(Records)
◆ ◆ ◆ ◆ ◆ ◆ ◆

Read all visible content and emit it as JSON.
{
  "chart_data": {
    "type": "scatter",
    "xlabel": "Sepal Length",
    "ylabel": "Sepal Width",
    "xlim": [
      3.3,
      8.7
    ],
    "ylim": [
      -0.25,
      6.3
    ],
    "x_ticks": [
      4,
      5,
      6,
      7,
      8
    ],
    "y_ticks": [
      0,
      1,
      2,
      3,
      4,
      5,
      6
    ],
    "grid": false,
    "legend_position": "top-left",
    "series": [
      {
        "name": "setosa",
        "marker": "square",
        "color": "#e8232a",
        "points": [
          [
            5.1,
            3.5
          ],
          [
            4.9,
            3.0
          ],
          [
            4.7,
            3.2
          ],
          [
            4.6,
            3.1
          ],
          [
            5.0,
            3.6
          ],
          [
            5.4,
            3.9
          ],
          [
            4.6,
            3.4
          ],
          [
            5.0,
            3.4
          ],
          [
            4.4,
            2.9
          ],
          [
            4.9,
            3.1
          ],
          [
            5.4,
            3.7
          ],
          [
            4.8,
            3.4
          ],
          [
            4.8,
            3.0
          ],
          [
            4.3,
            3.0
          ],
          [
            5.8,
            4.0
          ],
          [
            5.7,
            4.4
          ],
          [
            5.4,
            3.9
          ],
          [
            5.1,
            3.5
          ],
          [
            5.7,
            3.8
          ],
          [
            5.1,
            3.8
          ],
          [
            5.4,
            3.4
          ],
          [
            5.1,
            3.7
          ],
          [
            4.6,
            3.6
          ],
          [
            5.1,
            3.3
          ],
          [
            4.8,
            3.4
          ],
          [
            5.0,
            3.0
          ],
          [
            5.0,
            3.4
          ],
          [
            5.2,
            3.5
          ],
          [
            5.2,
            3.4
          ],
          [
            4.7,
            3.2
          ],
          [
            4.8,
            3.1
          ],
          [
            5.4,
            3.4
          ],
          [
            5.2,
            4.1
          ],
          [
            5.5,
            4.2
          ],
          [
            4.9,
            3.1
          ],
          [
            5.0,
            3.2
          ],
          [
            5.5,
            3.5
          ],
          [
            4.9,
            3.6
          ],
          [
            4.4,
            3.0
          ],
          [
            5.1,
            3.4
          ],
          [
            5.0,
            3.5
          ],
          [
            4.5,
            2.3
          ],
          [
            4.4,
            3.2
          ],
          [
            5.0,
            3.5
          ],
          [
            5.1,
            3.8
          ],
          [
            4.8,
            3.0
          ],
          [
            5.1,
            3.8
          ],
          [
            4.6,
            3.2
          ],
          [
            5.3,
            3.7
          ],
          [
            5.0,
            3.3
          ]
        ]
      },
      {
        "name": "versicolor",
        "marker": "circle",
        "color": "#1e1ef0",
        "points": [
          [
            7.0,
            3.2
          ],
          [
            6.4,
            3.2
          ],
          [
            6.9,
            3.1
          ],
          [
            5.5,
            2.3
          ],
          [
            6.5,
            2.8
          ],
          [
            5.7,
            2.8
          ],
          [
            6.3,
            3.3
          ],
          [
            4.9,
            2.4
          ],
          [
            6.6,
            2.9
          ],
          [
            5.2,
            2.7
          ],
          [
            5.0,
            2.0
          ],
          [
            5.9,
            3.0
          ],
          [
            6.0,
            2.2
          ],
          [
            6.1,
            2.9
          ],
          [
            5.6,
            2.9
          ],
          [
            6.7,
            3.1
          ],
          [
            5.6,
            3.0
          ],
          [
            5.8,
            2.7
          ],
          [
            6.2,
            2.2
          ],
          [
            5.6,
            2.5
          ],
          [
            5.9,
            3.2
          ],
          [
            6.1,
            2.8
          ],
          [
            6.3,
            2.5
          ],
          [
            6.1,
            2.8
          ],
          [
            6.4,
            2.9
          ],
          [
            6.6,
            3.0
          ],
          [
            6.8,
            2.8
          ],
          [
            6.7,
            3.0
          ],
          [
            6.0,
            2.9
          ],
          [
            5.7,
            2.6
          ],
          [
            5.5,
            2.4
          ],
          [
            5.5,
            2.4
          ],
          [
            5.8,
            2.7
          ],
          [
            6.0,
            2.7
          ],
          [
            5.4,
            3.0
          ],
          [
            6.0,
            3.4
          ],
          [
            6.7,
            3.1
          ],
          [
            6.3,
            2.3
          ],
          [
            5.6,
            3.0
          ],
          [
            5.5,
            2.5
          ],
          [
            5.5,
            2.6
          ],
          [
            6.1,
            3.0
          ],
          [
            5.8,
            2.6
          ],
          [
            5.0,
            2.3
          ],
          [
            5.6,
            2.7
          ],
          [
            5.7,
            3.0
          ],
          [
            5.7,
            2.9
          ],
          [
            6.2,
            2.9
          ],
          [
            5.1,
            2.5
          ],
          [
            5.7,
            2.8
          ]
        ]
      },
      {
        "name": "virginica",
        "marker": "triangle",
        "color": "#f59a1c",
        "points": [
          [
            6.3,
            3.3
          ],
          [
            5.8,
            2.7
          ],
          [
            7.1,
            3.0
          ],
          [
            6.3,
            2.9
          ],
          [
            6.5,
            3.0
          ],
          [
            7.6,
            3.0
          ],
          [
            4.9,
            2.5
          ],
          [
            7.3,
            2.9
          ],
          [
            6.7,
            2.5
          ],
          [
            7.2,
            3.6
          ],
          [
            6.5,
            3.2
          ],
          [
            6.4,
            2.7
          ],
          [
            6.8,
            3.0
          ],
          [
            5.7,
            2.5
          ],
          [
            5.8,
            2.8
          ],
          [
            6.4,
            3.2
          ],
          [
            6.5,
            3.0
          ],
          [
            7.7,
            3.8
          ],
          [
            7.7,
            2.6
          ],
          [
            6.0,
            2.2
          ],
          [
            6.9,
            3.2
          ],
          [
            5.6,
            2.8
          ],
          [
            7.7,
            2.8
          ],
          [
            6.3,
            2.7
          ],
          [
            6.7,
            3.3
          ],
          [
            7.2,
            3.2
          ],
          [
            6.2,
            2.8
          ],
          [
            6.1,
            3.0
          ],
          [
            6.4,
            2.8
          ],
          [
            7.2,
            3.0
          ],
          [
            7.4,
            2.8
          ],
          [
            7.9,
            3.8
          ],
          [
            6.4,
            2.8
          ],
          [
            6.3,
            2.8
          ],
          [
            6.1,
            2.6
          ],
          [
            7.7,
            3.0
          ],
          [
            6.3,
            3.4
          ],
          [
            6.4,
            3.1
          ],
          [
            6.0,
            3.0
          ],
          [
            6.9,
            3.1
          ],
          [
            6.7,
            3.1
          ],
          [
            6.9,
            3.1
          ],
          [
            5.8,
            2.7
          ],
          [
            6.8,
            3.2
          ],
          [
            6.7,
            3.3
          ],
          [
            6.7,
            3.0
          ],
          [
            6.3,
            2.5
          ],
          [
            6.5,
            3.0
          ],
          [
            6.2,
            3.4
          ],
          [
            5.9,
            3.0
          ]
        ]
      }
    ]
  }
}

◆ ◆ ◆ ◆ ◆ ◆ ◆

Task brief
Extract the full listing above without altering anything.

Complete answer
Read all visible content and emit it as JSON.
{
  "chart_data": {
    "type": "scatter",
    "xlabel": "Sepal Length",
    "ylabel": "Sepal Width",
    "xlim": [
      3.3,
      8.7
    ],
    "ylim": [
      -0.25,
      6.3
    ],
    "x_ticks": [
      4,
      5,
      6,
      7,
      8
    ],
    "y_ticks": [
      0,
      1,
      2,
      3,
      4,
      5,
      6
    ],
    "grid": false,
    "legend_position": "top-left",
    "series": [
      {
        "name": "setosa",
        "marker": "square",
        "color": "#e8232a",
        "points": [
          [
            5.1,
            3.5
          ],
          [
            4.9,
            3.0
          ],
          [
            4.7,
            3.2
          ],
          [
            4.6,
            3.1
          ],
          [
            5.0,
            3.6
          ],
          [
            5.4,
            3.9
          ],
          [
            4.6,
            3.4
          ],
          [
            5.0,
            3.4
          ],
          [
            4.4,
            2.9
          ],
          [
            4.9,
            3.1
          ],
          [
            5.4,
            3.7
          ],
          [
            4.8,
            3.4
          ],
          [
            4.8,
            3.0
          ],
          [
            4.3,
            3.0
          ],
          [
            5.8,
            4.0
          ],
          [
            5.7,
            4.4
          ],
          [
            5.4,
            3.9
          ],
          [
            5.1,
            3.5
          ],
          [
            5.7,
            3.8
          ],
          [
            5.1,
            3.8
          ],
          [
            5.4,
            3.4
          ],
          [
            5.1,
            3.7
          ],
          [
            4.6,
            3.6
          ],
          [
            5.1,
            3.3
          ],
          [
            4.8,
            3.4
          ],
          [
            5.0,
            3.0
          ],
          [
            5.0,
            3.4
          ],
          [
            5.2,
            3.5
          ],
          [
            5.2,
            3.4
          ],
          [
            4.7,
            3.2
          ],
          [
            4.8,
            3.1
          ],
          [
            5.4,
            3.4
          ],
          [
            5.2,
            4.1
          ],
          [
            5.5,
            4.2
          ],
          [
            4.9,
            3.1
          ],
          [
            5.0,
            3.2
          ],
          [
            5.5,
            3.5
          ],
          [
            4.9,
            3.6
          ],
          [
            4.4,
            3.0
          ],
          [
            5.1,
            3.4
          ],
          [
            5.0,
            3.5
          ],
          [
            4.5,
            2.3
          ],
          [
            4.4,
            3.2
          ],
          [
            5.0,
            3.5
          ],
          [
            5.1,
            3.8
          ],
          [
            4.8,
            3.0
          ],
          [
            5.1,
            3.8
          ],
          [
            4.6,
            3.2
          ],
          [
            5.3,
            3.7
          ],
          [
            5.0,
            3.3
          ]
        ]
      },
      {
        "name": "versicolor",
        "marker": "circle",
        "color": "#1e1ef0",
        "points": [
          [
            7.0,
            3.2
          ],
          [
            6.4,
            3.2
          ],
          [
            6.9,
            3.1
          ],
          [
            5.5,
            2.3
          ],
          [
            6.5,
            2.8
          ],
          [
            5.7,
            2.8
          ],
          [
            6.3,
            3.3
          ],
          [
            4.9,
            2.4
          ],
          [
            6.6,
            2.9
          ],
          [
            5.2,
            2.7
          ],
          [
            5.0,
            2.0
          ],
          [
            5.9,
            3.0
          ],
          [
            6.0,
            2.2
          ],
          [
            6.1,
            2.9
          ],
          [
            5.6,
            2.9
          ],
          [
            6.7,
            3.1
          ],
          [
            5.6,
            3.0
          ],
          [
            5.8,
            2.7
          ],
          [
            6.2,
            2.2
          ],
          [
            5.6,
            2.5
          ],
          [
            5.9,
            3.2
          ],
          [
            6.1,
            2.8
          ],
          [
            6.3,
            2.5
          ],
          [
            6.1,
            2.8
          ],
          [
            6.4,
            2.9
          ],
          [
            6.6,
            3.0
          ],
          [
            6.8,
            2.8
          ],
          [
            6.7,
            3.0
          ],
          [
            6.0,
            2.9
          ],
          [
            5.7,
            2.6
          ],
          [
            5.5,
            2.4
          ],
          [
            5.5,
            2.4
          ],
          [
            5.8,
            2.7
          ],
          [
            6.0,
            2.7
          ],
          [
            5.4,
            3.0
          ],
          [
            6.0,
            3.4
          ],
          [
            6.7,
            3.1
          ],
          [
            6.3,
            2.3
          ],
          [
            5.6,
            3.0
          ],
          [
            5.5,
            2.5
          ],
          [
            5.5,
            2.6
          ],
          [
            6.1,
            3.0
          ],
          [
            5.8,
            2.6
          ],
          [
            5.0,
            2.3
          ],
          [
            5.6,
            2.7
          ],
          [
            5.7,
            3.0
          ],
          [
            5.7,
            2.9
          ],
          [
            6.2,
            2.9
          ],
          [
            5.1,
            2.5
          ],
          [
            5.7,
            2.8
          ]
        ]
      },
      {
        "name": "virginica",
        "marker": "triangle",
        "color": "#f59a1c",
        "points": [
          [
            6.3,
            3.3
          ],
          [
            5.8,
            2.7
          ],
          [
            7.1,
            3.0
          ],
          [
            6.3,
            2.9
          ],
          [
            6.5,
            3.0
          ],
          [
            7.6,
            3.0
          ],
          [
            4.9,
            2.5
          ],
          [
            7.3,
            2.9
          ],
          [
            6.7,
            2.5
          ],
          [
            7.2,
            3.6
          ],
          [
            6.5,
            3.2
          ],
          [
            6.4,
            2.7
          ],
          [
            6.8,
            3.0
          ],
          [
            5.7,
            2.5
          ],
          [
            5.8,
            2.8
          ],
          [
            6.4,
            3.2
          ],
          [
            6.5,
            3.0
          ],
          [
            7.7,
            3.8
          ],
          [
            7.7,
            2.6
          ],
          [
            6.0,
            2.2
          ],
          [
            6.9,
            3.2
          ],
          [
            5.6,
            2.8
          ],
          [
            7.7,
            2.8
          ],
          [
            6.3,
            2.7
          ],
          [
            6.7,
            3.3
          ],
          [
            7.2,
            3.2
          ],
          [
            6.2,
            2.8
          ],
          [
            6.1,
            3.0
          ],
          [
            6.4,
            2.8
          ],
          [
            7.2,
            3.0
          ],
          [
            7.4,
            2.8
          ],
          [
            7.9,
            3.8
          ],
          [
            6.4,
            2.8
          ],
          [
            6.3,
            2.8
          ],
          [
            6.1,
            2.6
          ],
          [
            7.7,
            3.0
          ],
          [
            6.3,
            3.4
          ],
          [
            6.4,
            3.1
          ],
          [
            6.0,
            3.0
          ],
          [
            6.9,
            3.1
          ],
          [
            6.7,
            3.1
          ],
          [
            6.9,
            3.1
          ],
          [
            5.8,
            2.7
          ],
          [
            6.8,
            3.2
          ],
          [
            6.7,
            3.3
          ],
          [
            6.7,
            3.0
          ],
          [
            6.3,
            2.5
          ],
          [
            6.5,
            3.0
          ],
          [
            6.2,
            3.4
          ],
          [
            5.9,
            3.0
          ]
        ]
      }
    ]
  }
}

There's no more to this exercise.